- WHAT THE TASK REQUIRES -
State how many lines of the entries include the string "خواب", please, leaving out everything but the number.

- RECORDS TO USE -

══════

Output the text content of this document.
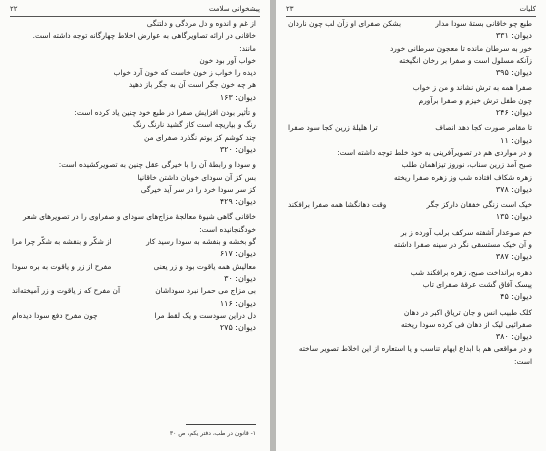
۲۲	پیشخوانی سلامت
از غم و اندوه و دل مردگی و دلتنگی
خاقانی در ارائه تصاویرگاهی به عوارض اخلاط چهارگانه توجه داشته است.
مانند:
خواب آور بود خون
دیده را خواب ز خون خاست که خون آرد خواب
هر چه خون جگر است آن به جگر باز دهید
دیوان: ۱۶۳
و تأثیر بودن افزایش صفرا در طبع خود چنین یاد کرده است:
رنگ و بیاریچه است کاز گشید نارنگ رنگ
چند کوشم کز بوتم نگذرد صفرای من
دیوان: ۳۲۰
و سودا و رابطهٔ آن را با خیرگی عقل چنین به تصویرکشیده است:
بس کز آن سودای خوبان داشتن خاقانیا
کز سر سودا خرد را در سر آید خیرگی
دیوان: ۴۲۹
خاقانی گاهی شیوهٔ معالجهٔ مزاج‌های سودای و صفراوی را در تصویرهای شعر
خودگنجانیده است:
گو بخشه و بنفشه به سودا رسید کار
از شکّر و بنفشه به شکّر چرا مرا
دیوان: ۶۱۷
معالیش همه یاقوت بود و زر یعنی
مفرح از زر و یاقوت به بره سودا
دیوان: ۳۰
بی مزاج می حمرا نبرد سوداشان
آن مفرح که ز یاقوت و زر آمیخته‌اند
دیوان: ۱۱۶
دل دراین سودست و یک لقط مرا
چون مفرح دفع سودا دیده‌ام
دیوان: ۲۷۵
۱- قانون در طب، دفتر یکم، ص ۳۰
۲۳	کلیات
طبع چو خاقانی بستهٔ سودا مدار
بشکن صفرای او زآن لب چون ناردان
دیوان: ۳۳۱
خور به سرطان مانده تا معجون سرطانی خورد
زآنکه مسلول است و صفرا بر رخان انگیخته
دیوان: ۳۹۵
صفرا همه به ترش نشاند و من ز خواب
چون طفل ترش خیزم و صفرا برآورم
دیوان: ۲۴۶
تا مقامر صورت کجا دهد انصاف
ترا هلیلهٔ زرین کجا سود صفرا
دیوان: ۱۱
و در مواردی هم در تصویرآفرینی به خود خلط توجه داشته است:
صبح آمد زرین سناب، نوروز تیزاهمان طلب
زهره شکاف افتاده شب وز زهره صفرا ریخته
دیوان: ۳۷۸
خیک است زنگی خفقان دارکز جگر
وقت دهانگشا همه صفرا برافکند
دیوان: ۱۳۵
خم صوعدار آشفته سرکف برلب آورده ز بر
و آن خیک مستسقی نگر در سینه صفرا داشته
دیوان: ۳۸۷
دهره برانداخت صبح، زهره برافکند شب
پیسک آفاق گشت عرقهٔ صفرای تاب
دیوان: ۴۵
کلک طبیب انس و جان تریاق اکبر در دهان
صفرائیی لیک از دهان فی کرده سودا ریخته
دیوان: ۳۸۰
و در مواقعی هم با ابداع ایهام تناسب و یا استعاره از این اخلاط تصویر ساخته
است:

══════

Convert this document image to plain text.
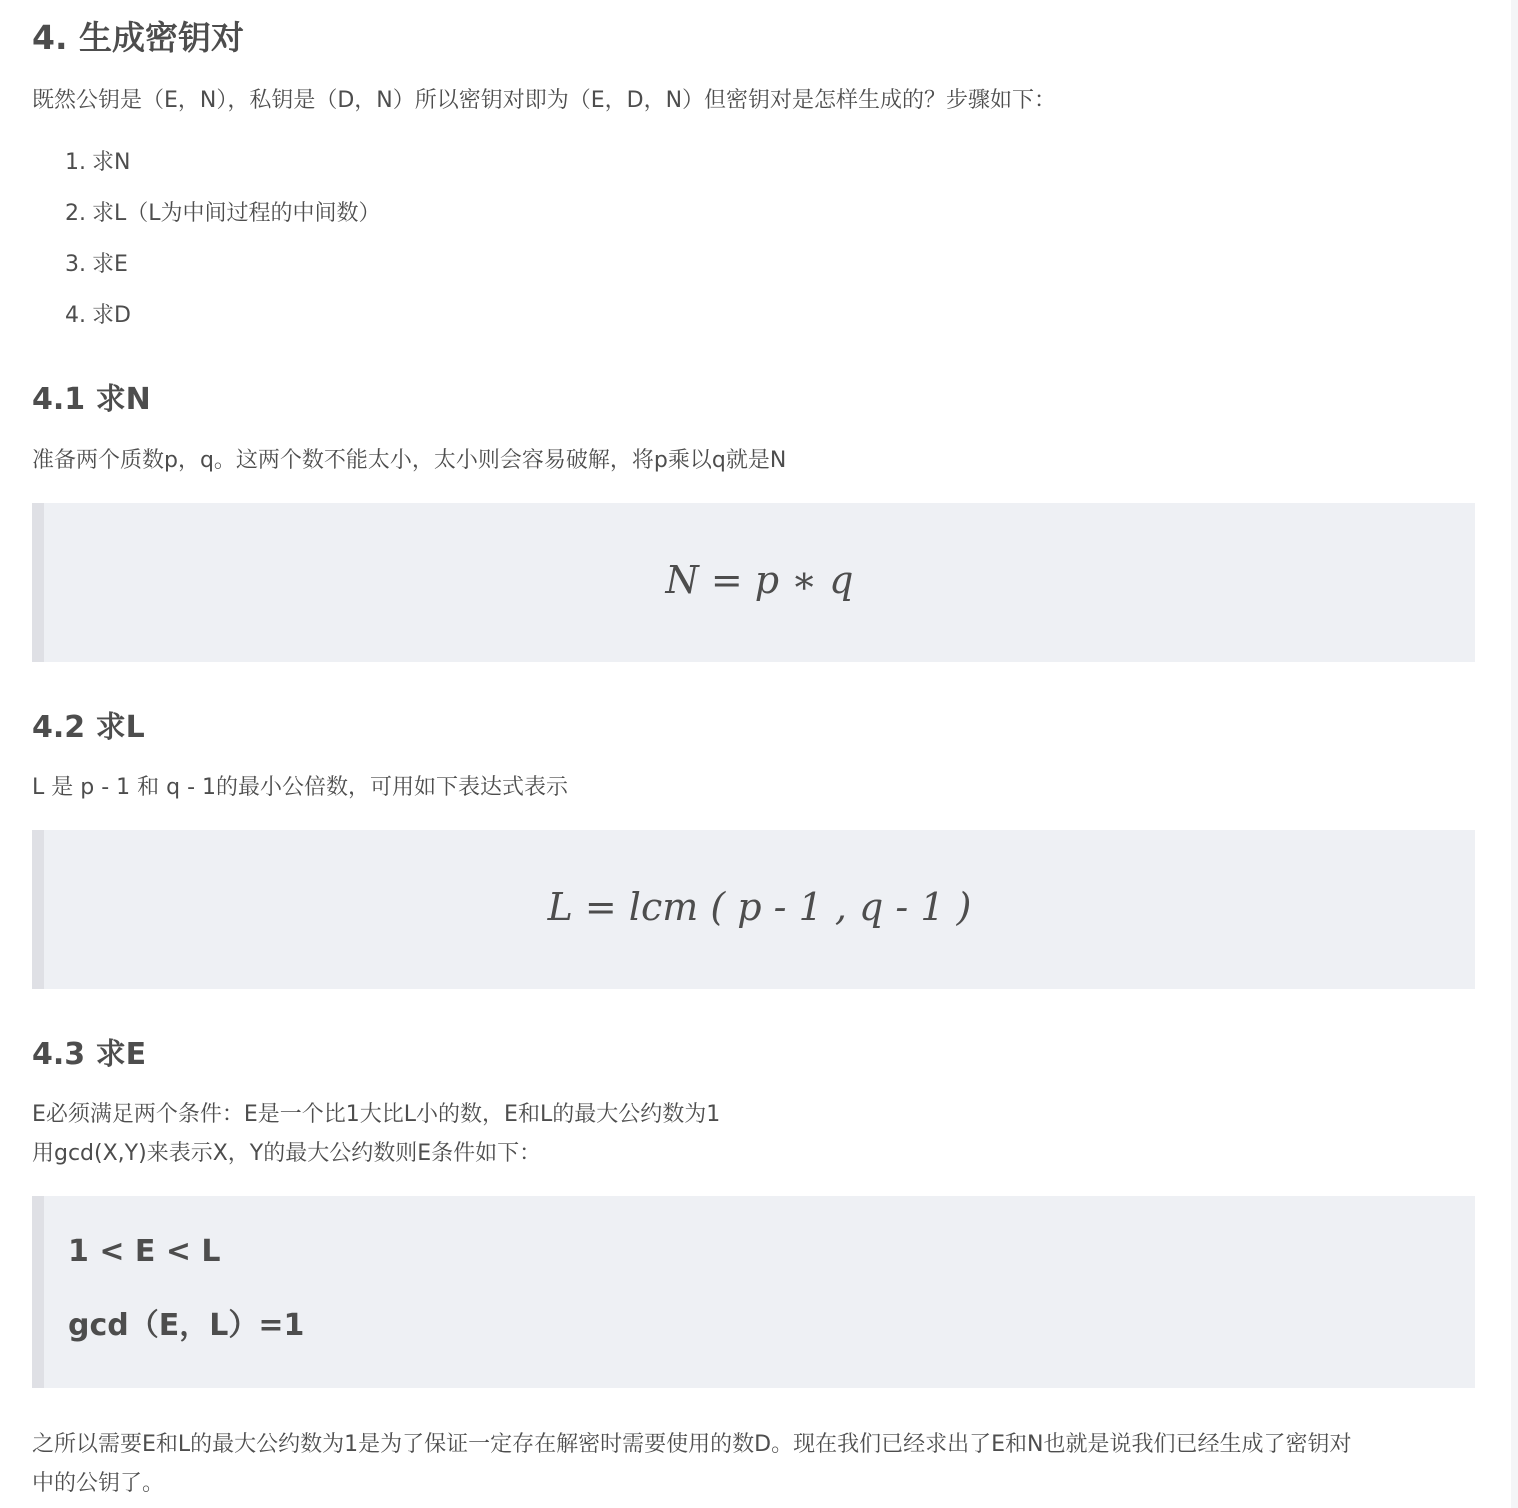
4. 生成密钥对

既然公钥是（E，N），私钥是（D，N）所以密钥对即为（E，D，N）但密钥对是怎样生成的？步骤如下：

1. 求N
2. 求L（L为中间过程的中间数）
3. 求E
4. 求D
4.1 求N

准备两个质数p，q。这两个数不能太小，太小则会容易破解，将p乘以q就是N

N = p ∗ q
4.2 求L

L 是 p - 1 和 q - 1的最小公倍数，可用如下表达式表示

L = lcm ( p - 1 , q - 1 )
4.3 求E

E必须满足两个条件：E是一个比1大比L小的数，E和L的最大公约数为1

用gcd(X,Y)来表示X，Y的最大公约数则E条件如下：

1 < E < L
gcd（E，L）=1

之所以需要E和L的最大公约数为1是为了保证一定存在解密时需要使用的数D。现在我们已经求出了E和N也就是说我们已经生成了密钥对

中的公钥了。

══════

- REPLY TO THE EXERCISE -
3